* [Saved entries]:
....................
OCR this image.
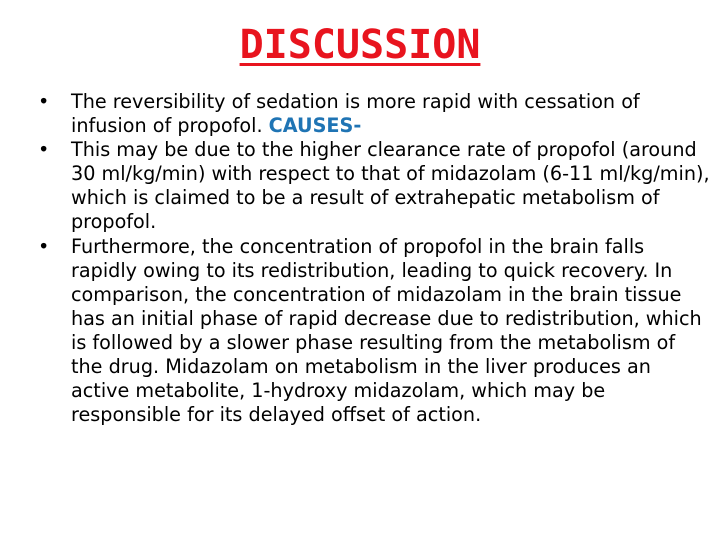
DISCUSSION
• The reversibility of sedation is more rapid with cessation of infusion of propofol. CAUSES-
• This may be due to the higher clearance rate of propofol (around 30 ml/kg/min) with respect to that of midazolam (6-11 ml/kg/min), which is claimed to be a result of extrahepatic metabolism of propofol.
• Furthermore, the concentration of propofol in the brain falls rapidly owing to its redistribution, leading to quick recovery. In comparison, the concentration of midazolam in the brain tissue has an initial phase of rapid decrease due to redistribution, which is followed by a slower phase resulting from the metabolism of the drug. Midazolam on metabolism in the liver produces an active metabolite, 1-hydroxy midazolam, which may be responsible for its delayed offset of action.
....................
Repeat all of the entries word for word, but omit the pictures.

OCR this image.
DISCUSSION
• The reversibility of sedation is more rapid with cessation of infusion of propofol. CAUSES-
• This may be due to the higher clearance rate of propofol (around 30 ml/kg/min) with respect to that of midazolam (6-11 ml/kg/min), which is claimed to be a result of extrahepatic metabolism of propofol.
• Furthermore, the concentration of propofol in the brain falls rapidly owing to its redistribution, leading to quick recovery. In comparison, the concentration of midazolam in the brain tissue has an initial phase of rapid decrease due to redistribution, which is followed by a slower phase resulting from the metabolism of the drug. Midazolam on metabolism in the liver produces an active metabolite, 1-hydroxy midazolam, which may be responsible for its delayed offset of action.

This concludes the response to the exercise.